YOUR GOAL :: The listing beneath should be written out in full, exactly as shown.

------------

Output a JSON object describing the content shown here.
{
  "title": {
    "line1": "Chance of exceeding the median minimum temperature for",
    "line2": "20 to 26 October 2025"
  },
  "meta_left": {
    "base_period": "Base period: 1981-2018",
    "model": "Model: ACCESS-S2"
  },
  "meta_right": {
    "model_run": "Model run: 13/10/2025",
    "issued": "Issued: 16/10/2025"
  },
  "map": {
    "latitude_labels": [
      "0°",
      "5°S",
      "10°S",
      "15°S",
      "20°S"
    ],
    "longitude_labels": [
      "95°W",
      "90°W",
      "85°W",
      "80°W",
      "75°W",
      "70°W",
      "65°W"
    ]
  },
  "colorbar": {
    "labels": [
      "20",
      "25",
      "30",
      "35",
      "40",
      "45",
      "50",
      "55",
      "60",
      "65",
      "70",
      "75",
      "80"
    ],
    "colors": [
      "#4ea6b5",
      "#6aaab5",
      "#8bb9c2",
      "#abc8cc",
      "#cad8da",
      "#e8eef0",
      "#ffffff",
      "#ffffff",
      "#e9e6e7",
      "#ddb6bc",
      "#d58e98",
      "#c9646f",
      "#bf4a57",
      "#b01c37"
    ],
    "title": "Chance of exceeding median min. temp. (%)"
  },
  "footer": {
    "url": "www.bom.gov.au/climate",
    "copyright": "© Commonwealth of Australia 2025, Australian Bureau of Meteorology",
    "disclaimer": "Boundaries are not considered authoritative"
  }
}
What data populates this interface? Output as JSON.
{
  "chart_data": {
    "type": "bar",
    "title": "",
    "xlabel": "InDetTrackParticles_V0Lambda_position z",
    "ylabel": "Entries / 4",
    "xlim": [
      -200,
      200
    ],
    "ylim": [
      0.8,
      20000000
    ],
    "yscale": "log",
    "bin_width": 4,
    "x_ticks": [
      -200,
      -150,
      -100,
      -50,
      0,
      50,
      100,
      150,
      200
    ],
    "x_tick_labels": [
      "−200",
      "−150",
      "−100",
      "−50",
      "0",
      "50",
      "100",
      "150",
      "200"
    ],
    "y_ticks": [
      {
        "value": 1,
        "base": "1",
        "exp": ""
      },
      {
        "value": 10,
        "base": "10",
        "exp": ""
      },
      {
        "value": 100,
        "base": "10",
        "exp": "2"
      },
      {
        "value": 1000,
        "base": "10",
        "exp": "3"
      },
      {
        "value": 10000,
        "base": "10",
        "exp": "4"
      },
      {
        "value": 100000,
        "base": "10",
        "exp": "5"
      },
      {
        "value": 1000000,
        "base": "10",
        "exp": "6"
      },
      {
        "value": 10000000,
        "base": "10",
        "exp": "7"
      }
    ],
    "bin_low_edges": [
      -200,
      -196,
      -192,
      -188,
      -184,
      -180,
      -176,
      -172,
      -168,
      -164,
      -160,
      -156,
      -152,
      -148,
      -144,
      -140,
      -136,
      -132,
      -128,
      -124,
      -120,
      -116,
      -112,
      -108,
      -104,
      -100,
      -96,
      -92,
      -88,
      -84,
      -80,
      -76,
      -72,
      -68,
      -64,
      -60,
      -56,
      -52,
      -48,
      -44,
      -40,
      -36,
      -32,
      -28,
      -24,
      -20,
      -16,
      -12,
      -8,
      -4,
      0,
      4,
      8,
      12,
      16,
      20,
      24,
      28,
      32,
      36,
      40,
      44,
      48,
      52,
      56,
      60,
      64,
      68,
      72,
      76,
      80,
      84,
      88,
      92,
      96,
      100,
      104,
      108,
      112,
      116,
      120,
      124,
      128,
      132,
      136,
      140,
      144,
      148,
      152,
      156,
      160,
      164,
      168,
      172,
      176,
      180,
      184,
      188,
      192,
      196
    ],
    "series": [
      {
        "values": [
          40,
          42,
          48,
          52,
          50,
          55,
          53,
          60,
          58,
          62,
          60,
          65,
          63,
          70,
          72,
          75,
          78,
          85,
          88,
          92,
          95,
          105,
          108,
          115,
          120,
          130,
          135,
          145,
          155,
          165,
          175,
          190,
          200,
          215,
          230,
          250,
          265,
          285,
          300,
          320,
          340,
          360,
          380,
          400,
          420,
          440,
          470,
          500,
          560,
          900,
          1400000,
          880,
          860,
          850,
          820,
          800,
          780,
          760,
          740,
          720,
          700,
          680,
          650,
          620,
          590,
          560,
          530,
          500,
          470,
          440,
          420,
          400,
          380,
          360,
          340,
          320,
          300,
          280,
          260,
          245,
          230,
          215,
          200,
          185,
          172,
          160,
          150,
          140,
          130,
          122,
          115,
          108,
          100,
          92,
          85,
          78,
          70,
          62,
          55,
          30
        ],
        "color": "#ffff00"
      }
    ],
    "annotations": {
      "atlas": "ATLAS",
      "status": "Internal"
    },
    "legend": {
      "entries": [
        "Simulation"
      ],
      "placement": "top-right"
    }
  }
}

------------

OUTPUT BELOW ::
Output a JSON object describing the content shown here.
{
  "title": {
    "line1": "Chance of exceeding the median minimum temperature for",
    "line2": "20 to 26 October 2025"
  },
  "meta_left": {
    "base_period": "Base period: 1981-2018",
    "model": "Model: ACCESS-S2"
  },
  "meta_right": {
    "model_run": "Model run: 13/10/2025",
    "issued": "Issued: 16/10/2025"
  },
  "map": {
    "latitude_labels": [
      "0°",
      "5°S",
      "10°S",
      "15°S",
      "20°S"
    ],
    "longitude_labels": [
      "95°W",
      "90°W",
      "85°W",
      "80°W",
      "75°W",
      "70°W",
      "65°W"
    ]
  },
  "colorbar": {
    "labels": [
      "20",
      "25",
      "30",
      "35",
      "40",
      "45",
      "50",
      "55",
      "60",
      "65",
      "70",
      "75",
      "80"
    ],
    "colors": [
      "#4ea6b5",
      "#6aaab5",
      "#8bb9c2",
      "#abc8cc",
      "#cad8da",
      "#e8eef0",
      "#ffffff",
      "#ffffff",
      "#e9e6e7",
      "#ddb6bc",
      "#d58e98",
      "#c9646f",
      "#bf4a57",
      "#b01c37"
    ],
    "title": "Chance of exceeding median min. temp. (%)"
  },
  "footer": {
    "url": "www.bom.gov.au/climate",
    "copyright": "© Commonwealth of Australia 2025, Australian Bureau of Meteorology",
    "disclaimer": "Boundaries are not considered authoritative"
  }
}
What data populates this interface? Output as JSON.
{
  "chart_data": {
    "type": "bar",
    "title": "",
    "xlabel": "InDetTrackParticles_V0Lambda_position z",
    "ylabel": "Entries / 4",
    "xlim": [
      -200,
      200
    ],
    "ylim": [
      0.8,
      20000000
    ],
    "yscale": "log",
    "bin_width": 4,
    "x_ticks": [
      -200,
      -150,
      -100,
      -50,
      0,
      50,
      100,
      150,
      200
    ],
    "x_tick_labels": [
      "−200",
      "−150",
      "−100",
      "−50",
      "0",
      "50",
      "100",
      "150",
      "200"
    ],
    "y_ticks": [
      {
        "value": 1,
        "base": "1",
        "exp": ""
      },
      {
        "value": 10,
        "base": "10",
        "exp": ""
      },
      {
        "value": 100,
        "base": "10",
        "exp": "2"
      },
      {
        "value": 1000,
        "base": "10",
        "exp": "3"
      },
      {
        "value": 10000,
        "base": "10",
        "exp": "4"
      },
      {
        "value": 100000,
        "base": "10",
        "exp": "5"
      },
      {
        "value": 1000000,
        "base": "10",
        "exp": "6"
      },
      {
        "value": 10000000,
        "base": "10",
        "exp": "7"
      }
    ],
    "bin_low_edges": [
      -200,
      -196,
      -192,
      -188,
      -184,
      -180,
      -176,
      -172,
      -168,
      -164,
      -160,
      -156,
      -152,
      -148,
      -144,
      -140,
      -136,
      -132,
      -128,
      -124,
      -120,
      -116,
      -112,
      -108,
      -104,
      -100,
      -96,
      -92,
      -88,
      -84,
      -80,
      -76,
      -72,
      -68,
      -64,
      -60,
      -56,
      -52,
      -48,
      -44,
      -40,
      -36,
      -32,
      -28,
      -24,
      -20,
      -16,
      -12,
      -8,
      -4,
      0,
      4,
      8,
      12,
      16,
      20,
      24,
      28,
      32,
      36,
      40,
      44,
      48,
      52,
      56,
      60,
      64,
      68,
      72,
      76,
      80,
      84,
      88,
      92,
      96,
      100,
      104,
      108,
      112,
      116,
      120,
      124,
      128,
      132,
      136,
      140,
      144,
      148,
      152,
      156,
      160,
      164,
      168,
      172,
      176,
      180,
      184,
      188,
      192,
      196
    ],
    "series": [
      {
        "values": [
          40,
          42,
          48,
          52,
          50,
          55,
          53,
          60,
          58,
          62,
          60,
          65,
          63,
          70,
          72,
          75,
          78,
          85,
          88,
          92,
          95,
          105,
          108,
          115,
          120,
          130,
          135,
          145,
          155,
          165,
          175,
          190,
          200,
          215,
          230,
          250,
          265,
          285,
          300,
          320,
          340,
          360,
          380,
          400,
          420,
          440,
          470,
          500,
          560,
          900,
          1400000,
          880,
          860,
          850,
          820,
          800,
          780,
          760,
          740,
          720,
          700,
          680,
          650,
          620,
          590,
          560,
          530,
          500,
          470,
          440,
          420,
          400,
          380,
          360,
          340,
          320,
          300,
          280,
          260,
          245,
          230,
          215,
          200,
          185,
          172,
          160,
          150,
          140,
          130,
          122,
          115,
          108,
          100,
          92,
          85,
          78,
          70,
          62,
          55,
          30
        ],
        "color": "#ffff00"
      }
    ],
    "annotations": {
      "atlas": "ATLAS",
      "status": "Internal"
    },
    "legend": {
      "entries": [
        "Simulation"
      ],
      "placement": "top-right"
    }
  }
}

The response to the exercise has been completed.